In the entries, find all lines that hold the word "icon" and copy them.

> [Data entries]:
— start —

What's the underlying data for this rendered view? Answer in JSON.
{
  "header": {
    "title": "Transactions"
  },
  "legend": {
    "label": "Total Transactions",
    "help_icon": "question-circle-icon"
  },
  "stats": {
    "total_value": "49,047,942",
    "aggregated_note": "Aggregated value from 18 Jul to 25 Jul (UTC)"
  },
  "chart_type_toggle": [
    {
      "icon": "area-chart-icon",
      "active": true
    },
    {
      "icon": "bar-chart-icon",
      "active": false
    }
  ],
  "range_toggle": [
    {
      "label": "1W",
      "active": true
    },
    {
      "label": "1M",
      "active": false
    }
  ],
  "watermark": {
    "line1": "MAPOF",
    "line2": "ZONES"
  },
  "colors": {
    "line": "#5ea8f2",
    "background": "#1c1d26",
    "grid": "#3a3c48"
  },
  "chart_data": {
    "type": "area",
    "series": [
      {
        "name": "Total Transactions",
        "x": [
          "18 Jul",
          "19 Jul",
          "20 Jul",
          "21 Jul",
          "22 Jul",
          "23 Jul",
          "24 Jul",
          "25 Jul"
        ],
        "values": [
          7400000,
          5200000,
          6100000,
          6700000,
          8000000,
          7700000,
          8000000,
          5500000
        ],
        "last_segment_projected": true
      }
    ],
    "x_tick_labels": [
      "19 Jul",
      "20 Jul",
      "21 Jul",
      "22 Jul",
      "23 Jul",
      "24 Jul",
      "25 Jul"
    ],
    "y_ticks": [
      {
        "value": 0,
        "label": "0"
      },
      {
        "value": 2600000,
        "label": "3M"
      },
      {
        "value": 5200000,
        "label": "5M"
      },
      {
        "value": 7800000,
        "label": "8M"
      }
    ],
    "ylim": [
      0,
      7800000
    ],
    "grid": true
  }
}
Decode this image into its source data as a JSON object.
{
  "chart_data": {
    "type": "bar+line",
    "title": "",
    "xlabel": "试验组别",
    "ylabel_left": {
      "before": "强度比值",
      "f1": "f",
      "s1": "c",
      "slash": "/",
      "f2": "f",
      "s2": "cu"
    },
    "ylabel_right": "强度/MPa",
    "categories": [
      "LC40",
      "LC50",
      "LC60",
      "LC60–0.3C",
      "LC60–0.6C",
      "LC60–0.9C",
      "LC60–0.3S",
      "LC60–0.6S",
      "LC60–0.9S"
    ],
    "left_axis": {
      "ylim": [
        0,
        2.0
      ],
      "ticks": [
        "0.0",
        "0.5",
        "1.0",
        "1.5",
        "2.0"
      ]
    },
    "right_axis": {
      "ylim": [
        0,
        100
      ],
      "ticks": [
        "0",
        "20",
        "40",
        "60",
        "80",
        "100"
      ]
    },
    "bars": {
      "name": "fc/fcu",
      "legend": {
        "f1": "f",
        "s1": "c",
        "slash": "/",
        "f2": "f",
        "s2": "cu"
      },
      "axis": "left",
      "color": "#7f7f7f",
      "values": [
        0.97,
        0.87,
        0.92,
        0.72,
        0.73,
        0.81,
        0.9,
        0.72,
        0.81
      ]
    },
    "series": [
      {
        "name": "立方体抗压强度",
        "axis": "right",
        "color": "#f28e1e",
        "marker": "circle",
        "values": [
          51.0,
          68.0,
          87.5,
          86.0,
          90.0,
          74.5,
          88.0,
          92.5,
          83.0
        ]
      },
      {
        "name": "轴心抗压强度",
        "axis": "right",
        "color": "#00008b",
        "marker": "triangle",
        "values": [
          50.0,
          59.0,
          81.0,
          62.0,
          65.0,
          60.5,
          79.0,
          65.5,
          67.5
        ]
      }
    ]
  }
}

— end —

> [Output for this exercise]:
    "help_icon": "question-circle-icon"
      "icon": "area-chart-icon",
      "icon": "bar-chart-icon",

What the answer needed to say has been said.